Task instructions = Repeat every record below exactly, but leave out any pictures.

Exercise input =
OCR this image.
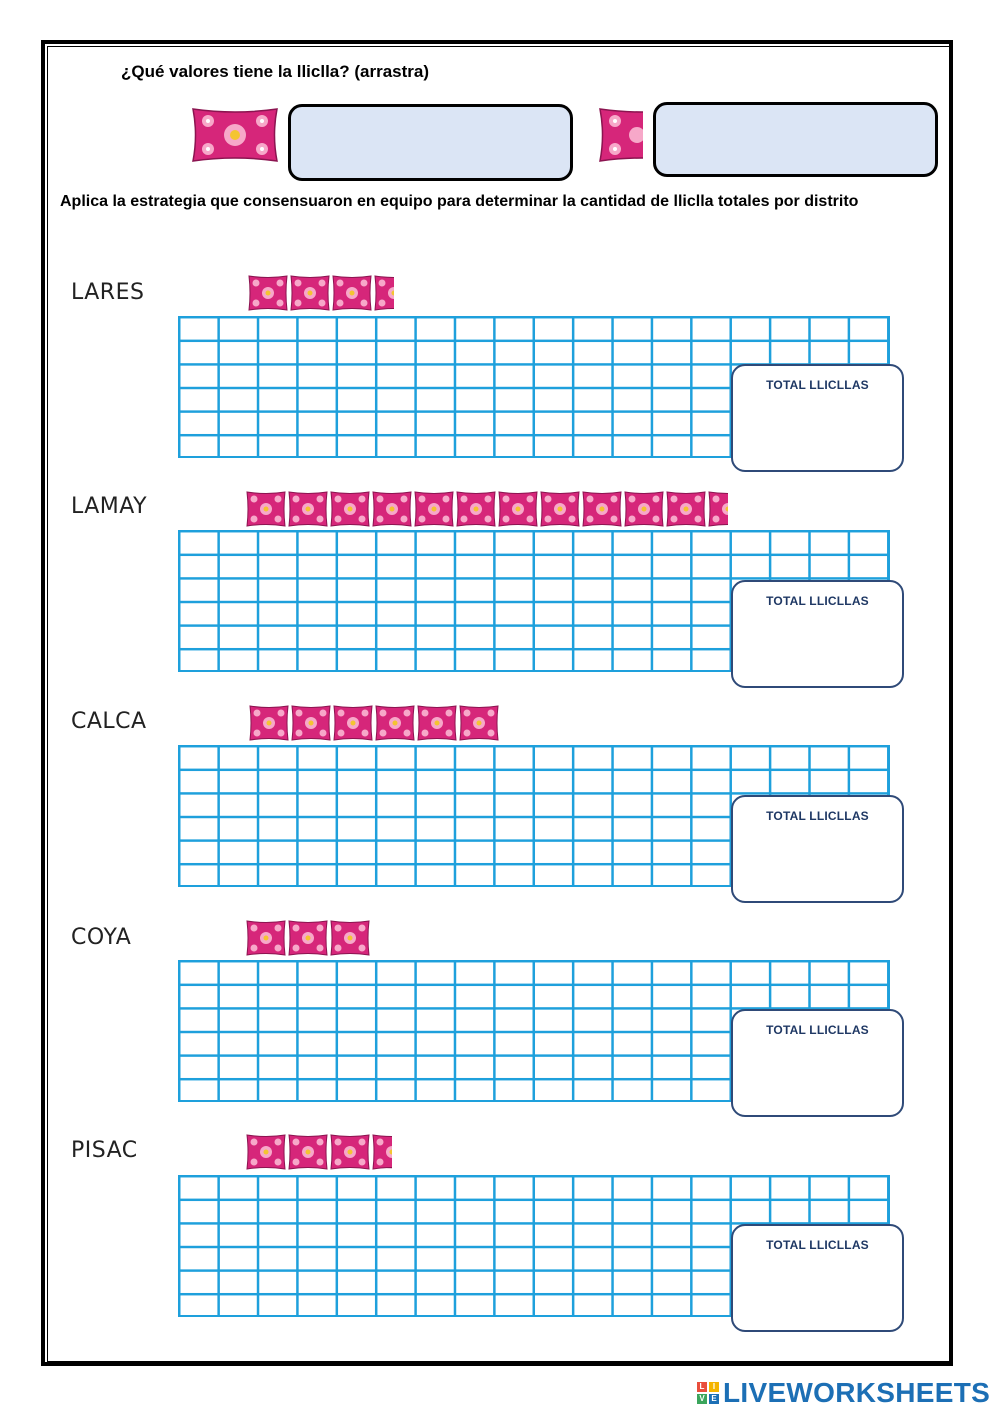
¿Qué valores tiene la lliclla? (arrastra)
Aplica la estrategia que consensuaron en equipo para determinar la cantidad de lliclla totales por distrito
LARES
TOTAL LLICLLAS
LAMAY
TOTAL LLICLLAS
CALCA
TOTAL LLICLLAS
COYA
TOTAL LLICLLAS
PISAC
TOTAL LLICLLAS
L	I
V E LIVEWORKSHEETS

Solution =
OCR this image.
¿Qué valores tiene la lliclla? (arrastra)
Aplica la estrategia que consensuaron en equipo para determinar la cantidad de lliclla totales por distrito
LARES
TOTAL LLICLLAS
LAMAY
TOTAL LLICLLAS
CALCA
TOTAL LLICLLAS
COYA
TOTAL LLICLLAS
PISAC
TOTAL LLICLLAS
L	I
V E LIVEWORKSHEETS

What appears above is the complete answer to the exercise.